• _What you should do_: Copy, in full, each line of the material that holds the word "even".

• _Records provided_:
+-------+
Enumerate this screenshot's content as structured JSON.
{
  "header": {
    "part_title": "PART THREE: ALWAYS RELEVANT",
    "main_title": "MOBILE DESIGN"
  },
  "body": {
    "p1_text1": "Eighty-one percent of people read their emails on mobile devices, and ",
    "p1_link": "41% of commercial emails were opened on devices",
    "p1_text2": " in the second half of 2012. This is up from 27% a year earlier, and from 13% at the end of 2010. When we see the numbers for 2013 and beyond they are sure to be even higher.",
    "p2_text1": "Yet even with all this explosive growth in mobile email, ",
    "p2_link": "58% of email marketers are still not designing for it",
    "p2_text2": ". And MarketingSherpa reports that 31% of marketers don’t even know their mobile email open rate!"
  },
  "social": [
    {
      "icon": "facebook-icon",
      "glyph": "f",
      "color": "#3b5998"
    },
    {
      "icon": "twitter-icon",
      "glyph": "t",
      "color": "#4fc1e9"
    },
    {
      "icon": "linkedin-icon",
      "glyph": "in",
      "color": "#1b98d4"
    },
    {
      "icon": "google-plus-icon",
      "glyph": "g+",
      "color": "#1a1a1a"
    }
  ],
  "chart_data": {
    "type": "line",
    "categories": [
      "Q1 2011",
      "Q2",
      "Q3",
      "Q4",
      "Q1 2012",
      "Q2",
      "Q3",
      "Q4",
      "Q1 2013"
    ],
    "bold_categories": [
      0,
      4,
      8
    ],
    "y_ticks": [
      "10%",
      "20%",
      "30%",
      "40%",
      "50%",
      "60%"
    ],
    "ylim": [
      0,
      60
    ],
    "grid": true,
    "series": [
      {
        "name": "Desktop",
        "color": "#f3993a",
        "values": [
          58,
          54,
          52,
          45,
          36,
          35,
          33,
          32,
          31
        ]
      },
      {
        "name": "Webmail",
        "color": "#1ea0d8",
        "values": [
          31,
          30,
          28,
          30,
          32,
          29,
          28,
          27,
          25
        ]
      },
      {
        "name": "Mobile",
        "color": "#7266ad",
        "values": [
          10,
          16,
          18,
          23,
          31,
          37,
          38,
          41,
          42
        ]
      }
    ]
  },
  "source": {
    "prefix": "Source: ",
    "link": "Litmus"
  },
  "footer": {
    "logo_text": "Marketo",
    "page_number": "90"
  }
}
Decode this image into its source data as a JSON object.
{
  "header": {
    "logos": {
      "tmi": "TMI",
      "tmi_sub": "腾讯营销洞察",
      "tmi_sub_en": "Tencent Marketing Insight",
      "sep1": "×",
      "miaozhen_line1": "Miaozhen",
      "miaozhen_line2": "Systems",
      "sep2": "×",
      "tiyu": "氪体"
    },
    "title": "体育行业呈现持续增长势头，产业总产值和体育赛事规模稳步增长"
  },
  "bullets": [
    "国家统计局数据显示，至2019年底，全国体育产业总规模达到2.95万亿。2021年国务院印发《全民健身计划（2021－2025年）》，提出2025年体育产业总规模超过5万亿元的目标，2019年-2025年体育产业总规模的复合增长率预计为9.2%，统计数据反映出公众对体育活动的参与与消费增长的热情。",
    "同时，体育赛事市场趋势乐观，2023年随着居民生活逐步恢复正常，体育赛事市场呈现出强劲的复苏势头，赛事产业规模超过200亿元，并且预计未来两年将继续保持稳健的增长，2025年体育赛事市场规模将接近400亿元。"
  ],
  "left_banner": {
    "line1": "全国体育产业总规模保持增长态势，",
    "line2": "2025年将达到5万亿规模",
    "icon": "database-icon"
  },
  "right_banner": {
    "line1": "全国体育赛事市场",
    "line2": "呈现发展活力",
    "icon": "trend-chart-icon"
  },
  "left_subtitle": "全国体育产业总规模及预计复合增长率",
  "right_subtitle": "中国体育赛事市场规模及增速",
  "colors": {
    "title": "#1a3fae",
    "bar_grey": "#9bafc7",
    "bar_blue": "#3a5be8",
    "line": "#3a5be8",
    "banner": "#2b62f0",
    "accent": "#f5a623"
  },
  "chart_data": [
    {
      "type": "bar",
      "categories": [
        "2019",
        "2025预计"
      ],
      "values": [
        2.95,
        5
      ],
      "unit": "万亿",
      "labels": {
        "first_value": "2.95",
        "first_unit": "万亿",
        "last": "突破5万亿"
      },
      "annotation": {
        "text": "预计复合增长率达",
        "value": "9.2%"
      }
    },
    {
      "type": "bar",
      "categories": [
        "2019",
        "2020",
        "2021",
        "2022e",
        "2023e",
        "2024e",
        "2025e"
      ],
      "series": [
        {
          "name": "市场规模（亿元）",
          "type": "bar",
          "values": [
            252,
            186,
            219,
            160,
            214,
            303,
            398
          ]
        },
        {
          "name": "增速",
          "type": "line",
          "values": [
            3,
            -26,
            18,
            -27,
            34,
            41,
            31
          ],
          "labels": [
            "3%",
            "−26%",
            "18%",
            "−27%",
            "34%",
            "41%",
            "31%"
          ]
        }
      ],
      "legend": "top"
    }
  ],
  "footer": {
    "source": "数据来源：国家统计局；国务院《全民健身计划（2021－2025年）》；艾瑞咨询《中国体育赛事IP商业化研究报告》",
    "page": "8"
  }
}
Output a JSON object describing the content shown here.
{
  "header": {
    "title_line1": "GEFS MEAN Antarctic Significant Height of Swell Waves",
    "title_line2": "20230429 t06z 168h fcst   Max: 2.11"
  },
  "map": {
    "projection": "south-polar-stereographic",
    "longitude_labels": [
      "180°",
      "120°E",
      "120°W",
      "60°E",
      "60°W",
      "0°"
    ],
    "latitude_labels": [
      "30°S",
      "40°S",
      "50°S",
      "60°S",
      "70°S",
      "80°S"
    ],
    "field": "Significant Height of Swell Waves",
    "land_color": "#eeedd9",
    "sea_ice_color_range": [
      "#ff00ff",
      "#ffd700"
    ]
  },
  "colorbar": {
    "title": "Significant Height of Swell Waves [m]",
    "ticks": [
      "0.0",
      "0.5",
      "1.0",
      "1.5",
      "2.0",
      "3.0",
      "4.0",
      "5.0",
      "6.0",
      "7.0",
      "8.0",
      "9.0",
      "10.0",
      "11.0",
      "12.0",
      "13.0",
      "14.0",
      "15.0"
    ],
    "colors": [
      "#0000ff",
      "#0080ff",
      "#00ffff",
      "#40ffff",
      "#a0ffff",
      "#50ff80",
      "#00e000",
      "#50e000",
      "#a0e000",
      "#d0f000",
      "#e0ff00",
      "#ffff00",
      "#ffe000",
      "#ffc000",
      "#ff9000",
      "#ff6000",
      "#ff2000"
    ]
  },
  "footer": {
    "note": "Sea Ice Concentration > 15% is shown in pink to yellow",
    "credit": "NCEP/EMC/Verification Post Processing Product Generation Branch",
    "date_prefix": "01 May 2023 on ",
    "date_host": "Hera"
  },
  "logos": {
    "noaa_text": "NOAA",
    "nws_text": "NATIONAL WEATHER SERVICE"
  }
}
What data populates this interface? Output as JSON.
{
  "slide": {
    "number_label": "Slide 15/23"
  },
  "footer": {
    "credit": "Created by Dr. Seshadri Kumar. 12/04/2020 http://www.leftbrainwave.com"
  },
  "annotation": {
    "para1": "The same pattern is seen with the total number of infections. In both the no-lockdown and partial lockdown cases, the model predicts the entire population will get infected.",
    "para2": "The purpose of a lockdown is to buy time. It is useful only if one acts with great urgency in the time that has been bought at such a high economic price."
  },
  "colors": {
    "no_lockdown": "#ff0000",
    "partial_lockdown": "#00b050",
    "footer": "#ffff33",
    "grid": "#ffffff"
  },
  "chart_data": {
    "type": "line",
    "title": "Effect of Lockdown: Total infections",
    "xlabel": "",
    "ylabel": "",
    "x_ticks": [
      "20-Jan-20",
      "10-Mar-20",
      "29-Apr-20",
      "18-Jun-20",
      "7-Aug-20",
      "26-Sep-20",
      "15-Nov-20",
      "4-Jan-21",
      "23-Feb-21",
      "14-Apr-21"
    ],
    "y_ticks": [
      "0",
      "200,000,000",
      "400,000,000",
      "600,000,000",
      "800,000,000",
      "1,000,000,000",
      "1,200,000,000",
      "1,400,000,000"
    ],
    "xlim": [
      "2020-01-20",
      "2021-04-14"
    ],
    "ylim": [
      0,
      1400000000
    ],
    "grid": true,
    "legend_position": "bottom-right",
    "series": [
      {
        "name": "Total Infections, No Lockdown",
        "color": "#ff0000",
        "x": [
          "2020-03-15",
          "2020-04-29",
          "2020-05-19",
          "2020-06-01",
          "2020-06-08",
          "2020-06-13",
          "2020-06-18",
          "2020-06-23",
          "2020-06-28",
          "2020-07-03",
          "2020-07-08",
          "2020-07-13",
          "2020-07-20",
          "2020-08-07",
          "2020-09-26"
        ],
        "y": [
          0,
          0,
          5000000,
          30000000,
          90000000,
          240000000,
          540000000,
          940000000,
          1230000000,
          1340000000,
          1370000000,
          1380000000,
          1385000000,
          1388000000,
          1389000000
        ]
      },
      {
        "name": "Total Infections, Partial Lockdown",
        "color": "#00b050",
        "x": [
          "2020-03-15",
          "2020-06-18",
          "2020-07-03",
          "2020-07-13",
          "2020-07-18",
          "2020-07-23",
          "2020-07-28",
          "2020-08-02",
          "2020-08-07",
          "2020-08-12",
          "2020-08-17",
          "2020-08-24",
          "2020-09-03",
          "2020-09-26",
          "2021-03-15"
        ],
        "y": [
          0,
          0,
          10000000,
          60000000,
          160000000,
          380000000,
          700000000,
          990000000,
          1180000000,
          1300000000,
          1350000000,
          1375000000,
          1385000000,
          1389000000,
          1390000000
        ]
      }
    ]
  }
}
+-------+
• _Correct answer_:
    "p1_text2": " in the second half of 2012. This is up from 27% a year earlier, and from 13% at the end of 2010. When we see the numbers for 2013 and beyond they are sure to be even higher.",
    "p2_text1": "Yet even with all this explosive growth in mobile email, ",
    "p2_text2": ". And MarketingSherpa reports that 31% of marketers don’t even know their mobile email open rate!"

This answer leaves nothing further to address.